## What you need to do
Copy exactly, and only, the lines from the line containing "Extract all readable text from this page." through the last line of the records below, both included.

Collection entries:
--------------------

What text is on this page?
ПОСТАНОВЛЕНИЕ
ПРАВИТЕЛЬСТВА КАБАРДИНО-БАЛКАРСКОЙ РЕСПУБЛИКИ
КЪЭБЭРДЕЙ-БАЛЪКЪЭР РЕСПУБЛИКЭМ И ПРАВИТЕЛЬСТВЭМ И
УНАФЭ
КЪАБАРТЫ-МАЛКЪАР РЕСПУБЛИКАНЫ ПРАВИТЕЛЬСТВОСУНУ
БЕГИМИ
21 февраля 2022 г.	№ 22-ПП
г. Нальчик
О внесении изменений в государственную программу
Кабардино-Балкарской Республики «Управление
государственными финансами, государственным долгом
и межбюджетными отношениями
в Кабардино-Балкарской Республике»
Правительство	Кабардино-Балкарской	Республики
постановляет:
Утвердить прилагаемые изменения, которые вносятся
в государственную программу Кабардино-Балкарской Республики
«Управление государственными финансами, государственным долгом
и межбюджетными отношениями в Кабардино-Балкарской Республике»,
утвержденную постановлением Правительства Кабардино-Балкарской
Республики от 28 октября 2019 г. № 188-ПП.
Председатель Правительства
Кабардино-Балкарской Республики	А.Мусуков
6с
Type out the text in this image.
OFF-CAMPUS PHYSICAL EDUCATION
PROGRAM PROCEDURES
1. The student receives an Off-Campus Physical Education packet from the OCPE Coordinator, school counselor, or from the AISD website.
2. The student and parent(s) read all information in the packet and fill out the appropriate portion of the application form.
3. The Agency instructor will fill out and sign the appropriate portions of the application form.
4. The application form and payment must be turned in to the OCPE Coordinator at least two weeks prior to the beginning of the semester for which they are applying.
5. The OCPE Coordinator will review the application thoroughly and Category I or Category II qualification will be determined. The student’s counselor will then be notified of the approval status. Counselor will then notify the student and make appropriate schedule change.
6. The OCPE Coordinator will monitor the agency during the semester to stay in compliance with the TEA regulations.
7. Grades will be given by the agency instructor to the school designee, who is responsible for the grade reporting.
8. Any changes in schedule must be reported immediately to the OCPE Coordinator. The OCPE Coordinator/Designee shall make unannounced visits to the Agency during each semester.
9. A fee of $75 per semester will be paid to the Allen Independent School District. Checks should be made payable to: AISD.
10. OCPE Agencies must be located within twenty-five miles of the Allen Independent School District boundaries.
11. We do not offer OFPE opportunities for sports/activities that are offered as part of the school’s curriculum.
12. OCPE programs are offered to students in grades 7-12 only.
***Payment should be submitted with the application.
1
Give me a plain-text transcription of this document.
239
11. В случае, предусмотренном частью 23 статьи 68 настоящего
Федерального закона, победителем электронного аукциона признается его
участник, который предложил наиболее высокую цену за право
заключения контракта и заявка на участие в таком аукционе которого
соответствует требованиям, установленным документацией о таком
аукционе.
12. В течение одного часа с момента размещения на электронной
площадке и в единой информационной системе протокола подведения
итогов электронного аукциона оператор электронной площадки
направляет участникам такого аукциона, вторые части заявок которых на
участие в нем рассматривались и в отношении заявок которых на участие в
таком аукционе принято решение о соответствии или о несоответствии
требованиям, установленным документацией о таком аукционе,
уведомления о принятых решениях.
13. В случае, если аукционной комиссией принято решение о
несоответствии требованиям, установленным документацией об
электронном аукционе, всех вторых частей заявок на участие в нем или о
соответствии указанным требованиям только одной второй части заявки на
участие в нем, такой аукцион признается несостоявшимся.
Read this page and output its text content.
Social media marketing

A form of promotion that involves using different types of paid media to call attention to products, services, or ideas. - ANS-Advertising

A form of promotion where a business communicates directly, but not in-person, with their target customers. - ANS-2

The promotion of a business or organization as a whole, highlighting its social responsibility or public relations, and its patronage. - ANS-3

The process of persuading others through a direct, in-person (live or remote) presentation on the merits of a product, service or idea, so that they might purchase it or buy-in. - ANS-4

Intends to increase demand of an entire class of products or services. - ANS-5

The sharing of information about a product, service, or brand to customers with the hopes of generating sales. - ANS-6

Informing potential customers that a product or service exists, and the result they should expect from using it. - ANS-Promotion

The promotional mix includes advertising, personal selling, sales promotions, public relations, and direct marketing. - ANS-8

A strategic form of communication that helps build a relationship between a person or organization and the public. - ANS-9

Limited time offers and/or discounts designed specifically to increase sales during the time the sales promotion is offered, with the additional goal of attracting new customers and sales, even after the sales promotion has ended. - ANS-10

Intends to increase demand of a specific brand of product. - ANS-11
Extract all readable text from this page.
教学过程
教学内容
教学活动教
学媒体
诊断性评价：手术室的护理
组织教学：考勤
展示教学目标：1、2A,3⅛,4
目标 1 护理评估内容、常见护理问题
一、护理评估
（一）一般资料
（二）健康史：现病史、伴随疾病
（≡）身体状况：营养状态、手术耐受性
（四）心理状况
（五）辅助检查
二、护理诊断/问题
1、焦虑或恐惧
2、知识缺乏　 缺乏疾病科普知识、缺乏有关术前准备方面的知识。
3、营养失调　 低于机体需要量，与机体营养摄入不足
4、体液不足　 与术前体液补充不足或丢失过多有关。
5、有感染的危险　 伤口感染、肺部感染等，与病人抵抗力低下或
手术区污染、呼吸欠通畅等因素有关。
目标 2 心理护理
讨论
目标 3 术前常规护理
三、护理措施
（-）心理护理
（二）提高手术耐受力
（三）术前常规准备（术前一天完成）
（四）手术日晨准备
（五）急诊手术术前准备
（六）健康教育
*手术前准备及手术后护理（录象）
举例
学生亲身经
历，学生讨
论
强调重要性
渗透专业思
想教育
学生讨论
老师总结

--------------------

## Response to the task
Extract all readable text from this page.
教学过程
教学内容
教学活动教
学媒体
诊断性评价：手术室的护理
组织教学：考勤
展示教学目标：1、2A,3⅛,4
目标 1 护理评估内容、常见护理问题
一、护理评估
（一）一般资料
（二）健康史：现病史、伴随疾病
（≡）身体状况：营养状态、手术耐受性
（四）心理状况
（五）辅助检查
二、护理诊断/问题
1、焦虑或恐惧
2、知识缺乏　 缺乏疾病科普知识、缺乏有关术前准备方面的知识。
3、营养失调　 低于机体需要量，与机体营养摄入不足
4、体液不足　 与术前体液补充不足或丢失过多有关。
5、有感染的危险　 伤口感染、肺部感染等，与病人抵抗力低下或
手术区污染、呼吸欠通畅等因素有关。
目标 2 心理护理
讨论
目标 3 术前常规护理
三、护理措施
（-）心理护理
（二）提高手术耐受力
（三）术前常规准备（术前一天完成）
（四）手术日晨准备
（五）急诊手术术前准备
（六）健康教育
*手术前准备及手术后护理（录象）
举例
学生亲身经
历，学生讨
论
强调重要性
渗透专业思
想教育
学生讨论
老师总结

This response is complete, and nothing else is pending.